◆ What you have to do:
For every line in the records that has the word "content", make a copy.

◆ Dataset rows:
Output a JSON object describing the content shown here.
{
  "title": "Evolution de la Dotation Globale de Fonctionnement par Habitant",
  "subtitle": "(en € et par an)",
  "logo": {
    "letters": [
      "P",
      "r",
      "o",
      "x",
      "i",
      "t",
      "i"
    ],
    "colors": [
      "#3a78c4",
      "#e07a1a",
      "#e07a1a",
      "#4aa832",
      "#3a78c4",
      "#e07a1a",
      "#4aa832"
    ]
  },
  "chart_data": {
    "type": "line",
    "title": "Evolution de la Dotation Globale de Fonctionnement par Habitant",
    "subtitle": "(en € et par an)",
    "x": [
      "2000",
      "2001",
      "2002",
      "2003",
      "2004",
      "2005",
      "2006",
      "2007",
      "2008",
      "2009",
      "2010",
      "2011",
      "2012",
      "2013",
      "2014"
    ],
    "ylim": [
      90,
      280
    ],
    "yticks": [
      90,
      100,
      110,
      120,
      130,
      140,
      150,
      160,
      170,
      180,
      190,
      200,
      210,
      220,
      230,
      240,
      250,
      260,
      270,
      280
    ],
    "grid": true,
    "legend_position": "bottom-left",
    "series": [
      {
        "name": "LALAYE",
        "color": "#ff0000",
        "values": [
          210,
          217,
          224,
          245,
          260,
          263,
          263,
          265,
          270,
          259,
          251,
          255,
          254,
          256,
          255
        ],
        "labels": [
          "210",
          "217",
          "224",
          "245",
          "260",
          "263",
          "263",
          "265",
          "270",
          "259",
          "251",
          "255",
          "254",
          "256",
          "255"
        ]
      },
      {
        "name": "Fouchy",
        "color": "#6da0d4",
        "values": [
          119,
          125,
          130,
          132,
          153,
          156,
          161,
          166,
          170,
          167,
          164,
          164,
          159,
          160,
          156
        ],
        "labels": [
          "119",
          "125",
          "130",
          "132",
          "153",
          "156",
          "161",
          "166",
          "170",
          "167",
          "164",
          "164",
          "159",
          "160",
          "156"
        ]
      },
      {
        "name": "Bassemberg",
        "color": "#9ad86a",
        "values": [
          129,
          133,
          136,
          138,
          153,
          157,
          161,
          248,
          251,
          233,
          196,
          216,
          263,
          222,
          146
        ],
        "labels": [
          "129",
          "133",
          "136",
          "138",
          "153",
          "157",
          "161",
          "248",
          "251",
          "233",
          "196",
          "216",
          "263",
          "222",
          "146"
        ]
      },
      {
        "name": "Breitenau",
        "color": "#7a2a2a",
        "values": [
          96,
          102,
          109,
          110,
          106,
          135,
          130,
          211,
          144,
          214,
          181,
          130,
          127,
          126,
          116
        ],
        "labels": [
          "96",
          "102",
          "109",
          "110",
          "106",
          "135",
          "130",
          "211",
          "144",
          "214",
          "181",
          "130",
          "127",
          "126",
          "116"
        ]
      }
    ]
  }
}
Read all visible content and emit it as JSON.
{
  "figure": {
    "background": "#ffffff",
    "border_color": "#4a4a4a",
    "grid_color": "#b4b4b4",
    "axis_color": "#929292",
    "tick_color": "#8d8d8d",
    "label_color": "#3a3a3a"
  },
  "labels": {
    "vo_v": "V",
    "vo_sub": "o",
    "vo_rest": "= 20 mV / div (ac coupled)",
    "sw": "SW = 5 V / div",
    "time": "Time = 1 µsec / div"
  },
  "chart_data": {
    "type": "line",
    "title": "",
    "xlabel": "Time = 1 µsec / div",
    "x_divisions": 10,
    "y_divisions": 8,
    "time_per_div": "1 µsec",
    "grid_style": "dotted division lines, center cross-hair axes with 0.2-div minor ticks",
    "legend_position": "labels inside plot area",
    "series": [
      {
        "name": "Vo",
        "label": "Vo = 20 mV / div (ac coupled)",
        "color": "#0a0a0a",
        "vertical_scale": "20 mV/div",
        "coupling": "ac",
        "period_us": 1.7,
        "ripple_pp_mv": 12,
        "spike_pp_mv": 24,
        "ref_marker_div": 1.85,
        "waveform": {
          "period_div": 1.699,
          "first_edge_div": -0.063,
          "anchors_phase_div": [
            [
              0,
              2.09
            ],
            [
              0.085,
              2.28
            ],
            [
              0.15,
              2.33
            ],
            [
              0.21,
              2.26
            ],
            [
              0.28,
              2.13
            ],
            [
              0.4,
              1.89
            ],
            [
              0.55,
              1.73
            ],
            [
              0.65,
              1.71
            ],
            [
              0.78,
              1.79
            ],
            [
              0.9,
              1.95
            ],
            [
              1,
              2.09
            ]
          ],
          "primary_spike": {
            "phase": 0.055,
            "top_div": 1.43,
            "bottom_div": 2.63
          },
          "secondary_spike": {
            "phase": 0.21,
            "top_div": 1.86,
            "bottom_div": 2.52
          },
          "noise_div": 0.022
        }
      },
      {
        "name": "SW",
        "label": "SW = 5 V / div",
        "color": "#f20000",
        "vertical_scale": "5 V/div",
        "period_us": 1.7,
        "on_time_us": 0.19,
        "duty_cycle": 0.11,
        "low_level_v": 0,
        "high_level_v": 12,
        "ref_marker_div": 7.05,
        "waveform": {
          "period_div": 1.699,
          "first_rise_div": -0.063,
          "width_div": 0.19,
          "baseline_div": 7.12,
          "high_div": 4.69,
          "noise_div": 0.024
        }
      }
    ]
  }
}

◆ Reply to the exercise:
Output a JSON object describing the content shown here.
Read all visible content and emit it as JSON.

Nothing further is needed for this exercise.